*EXCERPTED PASSAGE*
LLM Integration

Distributed Knowledge supports multiple Large Language Model (LLM) providers, enabling flexibility in choosing the right model for your needs. This document explains how LLM integration works and how to configure different providers.

Supported Providers

The system currently supports three major LLM providers:

Anthropic (Claude): Advanced reasoning and conversation capabilities
OpenAI (GPT): Versatile models with broad knowledge
Ollama: Local, open-source models for privacy and cost efficiency

Provider Integration Architecture

The LLM integration is implemented through a provider abstraction layer:

Factory Pattern: llm_factory.go creates appropriate client based on configuration
Provider-Specific Clients: Separate implementations for each provider
Common Interface: Unified method for generating responses
Configuration Management: JSON-based configuration for each provider

Configuration Format

All LLM providers are configured using a standardized JSON format:

{
  "provider": "provider_name",
  "api_key": "your_api_key",
  "model": "model_name",
  "base_url": "https://api.provider.com/endpoint",
  "parameters": {
    "temperature": 0.7,
    "max_tokens": 1000
  },
  "headers": {
    "custom-header": "value"
  }
}

Common Parameters

Some parameters are common across all providers:

provider: Specifies which provider to use
model: The specific model to use from the provider
parameters: Model-specific settings like temperature and token limit

Provider-Specific Parameters

Each provider may require additional configuration:

api_key: Authentication key for API access (Anthropic, OpenAI)
base_url: Custom endpoint URL (useful for proxies or self-hosted models)
headers: Additional HTTP headers for API requests

Provider-Specific Configuration

Anthropic (Claude)

{
  "provider": "anthropic",
  "api_key": "sk-ant-your-anthropic-key",
  "model": "claude-3-sonnet-20240229",
  "parameters": {
    "temperature": 0.7,
    "max_tokens": 1000
  }
}

Available Models:

claude-3-opus-20240229: Highest capability model
claude-3-sonnet-20240229: Balanced capability and performance
claude-3-haiku-20240307: Fastest, most efficient model

OpenAI (GPT)

*PROBLEMS TO WORK ON*
**A.** From the LLM integration page, repeat the stretch from "Provider-Specific Parameters" through "or self-hosted models)" without any changes.
**B.** Condense the paragraph of the LLM integration page that begins "Distributed Knowledge supports multiple Large Language Model" into one shorter sentence that keeps its main facts.
**C.** According to the LLM integration page, which file creates the appropriate client based on the configuration?

*EXCERPTED DATA*
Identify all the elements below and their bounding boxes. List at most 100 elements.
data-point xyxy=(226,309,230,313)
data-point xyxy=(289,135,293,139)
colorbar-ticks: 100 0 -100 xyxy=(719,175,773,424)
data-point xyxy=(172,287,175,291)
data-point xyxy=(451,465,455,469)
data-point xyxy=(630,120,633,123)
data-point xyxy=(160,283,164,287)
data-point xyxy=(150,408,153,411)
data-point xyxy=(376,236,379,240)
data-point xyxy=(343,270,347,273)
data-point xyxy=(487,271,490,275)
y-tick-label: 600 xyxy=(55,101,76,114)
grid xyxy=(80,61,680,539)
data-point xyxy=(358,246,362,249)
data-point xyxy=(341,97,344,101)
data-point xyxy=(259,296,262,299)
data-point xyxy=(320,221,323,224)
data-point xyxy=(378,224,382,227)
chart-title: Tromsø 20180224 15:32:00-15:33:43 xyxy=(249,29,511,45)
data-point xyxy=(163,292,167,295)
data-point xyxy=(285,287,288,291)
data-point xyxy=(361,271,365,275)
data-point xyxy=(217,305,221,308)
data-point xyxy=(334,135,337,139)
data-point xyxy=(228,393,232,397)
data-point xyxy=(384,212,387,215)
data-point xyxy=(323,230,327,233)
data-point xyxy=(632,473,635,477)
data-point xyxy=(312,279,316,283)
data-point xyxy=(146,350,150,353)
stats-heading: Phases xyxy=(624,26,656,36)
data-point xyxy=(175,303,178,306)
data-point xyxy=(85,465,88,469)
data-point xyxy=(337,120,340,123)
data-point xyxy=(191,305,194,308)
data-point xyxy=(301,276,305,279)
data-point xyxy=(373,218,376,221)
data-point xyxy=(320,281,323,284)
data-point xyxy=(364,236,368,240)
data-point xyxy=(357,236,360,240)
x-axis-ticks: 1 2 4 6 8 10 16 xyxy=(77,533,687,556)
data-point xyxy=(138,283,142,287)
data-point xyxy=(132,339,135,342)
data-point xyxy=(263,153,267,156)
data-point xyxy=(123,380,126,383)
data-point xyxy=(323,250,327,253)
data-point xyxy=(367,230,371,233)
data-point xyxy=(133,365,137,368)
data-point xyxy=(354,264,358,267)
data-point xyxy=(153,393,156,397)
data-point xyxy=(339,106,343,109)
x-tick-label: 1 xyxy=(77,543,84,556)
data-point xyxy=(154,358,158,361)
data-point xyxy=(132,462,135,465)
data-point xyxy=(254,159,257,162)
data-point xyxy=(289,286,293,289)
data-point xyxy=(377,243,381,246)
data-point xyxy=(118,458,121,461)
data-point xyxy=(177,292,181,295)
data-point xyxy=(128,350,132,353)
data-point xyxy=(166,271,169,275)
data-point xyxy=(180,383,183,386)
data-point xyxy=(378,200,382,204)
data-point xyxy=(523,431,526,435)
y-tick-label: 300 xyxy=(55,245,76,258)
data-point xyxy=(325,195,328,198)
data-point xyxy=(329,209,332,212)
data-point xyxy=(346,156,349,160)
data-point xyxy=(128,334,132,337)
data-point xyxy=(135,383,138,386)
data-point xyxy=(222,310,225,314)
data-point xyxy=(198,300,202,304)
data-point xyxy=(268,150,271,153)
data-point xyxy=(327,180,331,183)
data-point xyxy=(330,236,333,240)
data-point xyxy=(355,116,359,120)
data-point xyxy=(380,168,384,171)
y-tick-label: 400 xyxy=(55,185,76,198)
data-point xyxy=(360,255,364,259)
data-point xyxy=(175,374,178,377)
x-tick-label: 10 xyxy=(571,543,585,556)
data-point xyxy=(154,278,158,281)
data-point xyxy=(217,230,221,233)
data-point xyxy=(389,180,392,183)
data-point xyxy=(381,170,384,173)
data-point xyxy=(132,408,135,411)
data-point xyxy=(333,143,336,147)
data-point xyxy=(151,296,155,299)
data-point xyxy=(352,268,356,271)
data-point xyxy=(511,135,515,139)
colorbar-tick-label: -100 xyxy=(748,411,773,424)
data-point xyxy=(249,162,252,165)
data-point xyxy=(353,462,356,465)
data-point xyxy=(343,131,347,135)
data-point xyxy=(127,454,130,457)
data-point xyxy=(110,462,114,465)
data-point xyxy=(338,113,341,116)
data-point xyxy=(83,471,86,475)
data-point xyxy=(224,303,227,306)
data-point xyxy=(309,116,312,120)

*SOLVED PROBLEMS*
**A.**
Provider-Specific Parameters

Each provider may require additional configuration:

api_key: Authentication key for API access (Anthropic, OpenAI)
base_url: Custom endpoint URL (useful for proxies or self-hosted models)

**B.** Distributed Knowledge works with several LLM providers so users can pick a suitable model, and this document covers how the integration works and how to configure each provider.

**C.** llm_factory.go